*Data supplied*.
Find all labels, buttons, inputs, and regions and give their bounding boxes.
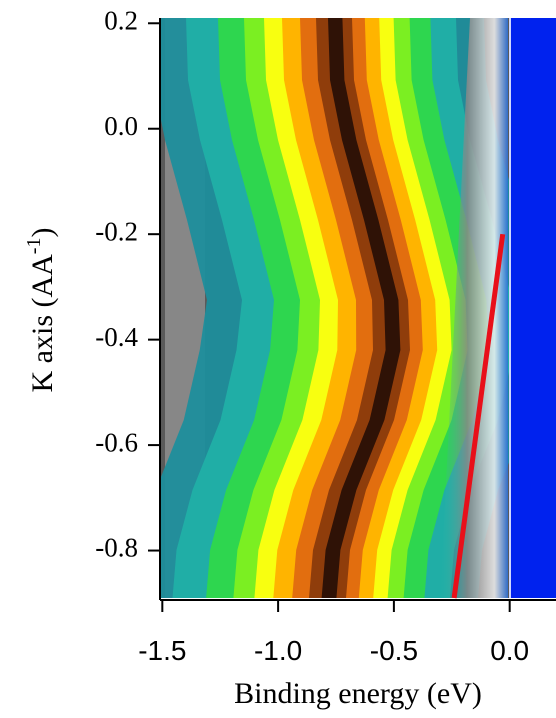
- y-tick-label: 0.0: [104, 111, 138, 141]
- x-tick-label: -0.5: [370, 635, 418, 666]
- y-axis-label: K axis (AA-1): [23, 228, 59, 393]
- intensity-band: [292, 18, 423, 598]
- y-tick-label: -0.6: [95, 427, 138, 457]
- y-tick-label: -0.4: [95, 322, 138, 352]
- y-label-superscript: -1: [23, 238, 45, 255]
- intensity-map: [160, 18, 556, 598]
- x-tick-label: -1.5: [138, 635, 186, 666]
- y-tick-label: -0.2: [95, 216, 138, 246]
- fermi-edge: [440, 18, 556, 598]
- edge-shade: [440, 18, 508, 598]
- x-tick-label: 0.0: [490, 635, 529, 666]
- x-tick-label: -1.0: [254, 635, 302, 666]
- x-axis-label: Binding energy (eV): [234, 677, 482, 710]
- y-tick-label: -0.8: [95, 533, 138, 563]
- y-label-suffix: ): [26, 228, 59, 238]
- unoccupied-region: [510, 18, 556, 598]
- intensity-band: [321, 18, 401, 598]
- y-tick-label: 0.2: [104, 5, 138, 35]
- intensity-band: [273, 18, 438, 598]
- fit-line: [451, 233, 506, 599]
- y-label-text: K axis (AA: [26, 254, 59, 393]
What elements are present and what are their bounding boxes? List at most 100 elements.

*Task directions*. In the listing above, take the lines starting with the one that contains "- y-tick-label: 0.0: [104, 111, 138, 141]" and going on through the one that contains "- y-tick-label: -0.8: [95, 533, 138, 563]", and write them out again with "x-tick-label" replaced by "x-axis-tick-label" and nothing else altered.

*Result of the task*.
- y-tick-label: 0.0: [104, 111, 138, 141]
- x-axis-tick-label: -0.5: [370, 635, 418, 666]
- y-axis-label: K axis (AA-1): [23, 228, 59, 393]
- intensity-band: [292, 18, 423, 598]
- y-tick-label: -0.6: [95, 427, 138, 457]
- y-tick-label: -0.4: [95, 322, 138, 352]
- y-label-superscript: -1: [23, 238, 45, 255]
- intensity-map: [160, 18, 556, 598]
- x-axis-tick-label: -1.5: [138, 635, 186, 666]
- y-tick-label: -0.2: [95, 216, 138, 246]
- fermi-edge: [440, 18, 556, 598]
- edge-shade: [440, 18, 508, 598]
- x-axis-tick-label: 0.0: [490, 635, 529, 666]
- x-axis-tick-label: -1.0: [254, 635, 302, 666]
- x-axis-label: Binding energy (eV): [234, 677, 482, 710]
- y-tick-label: -0.8: [95, 533, 138, 563]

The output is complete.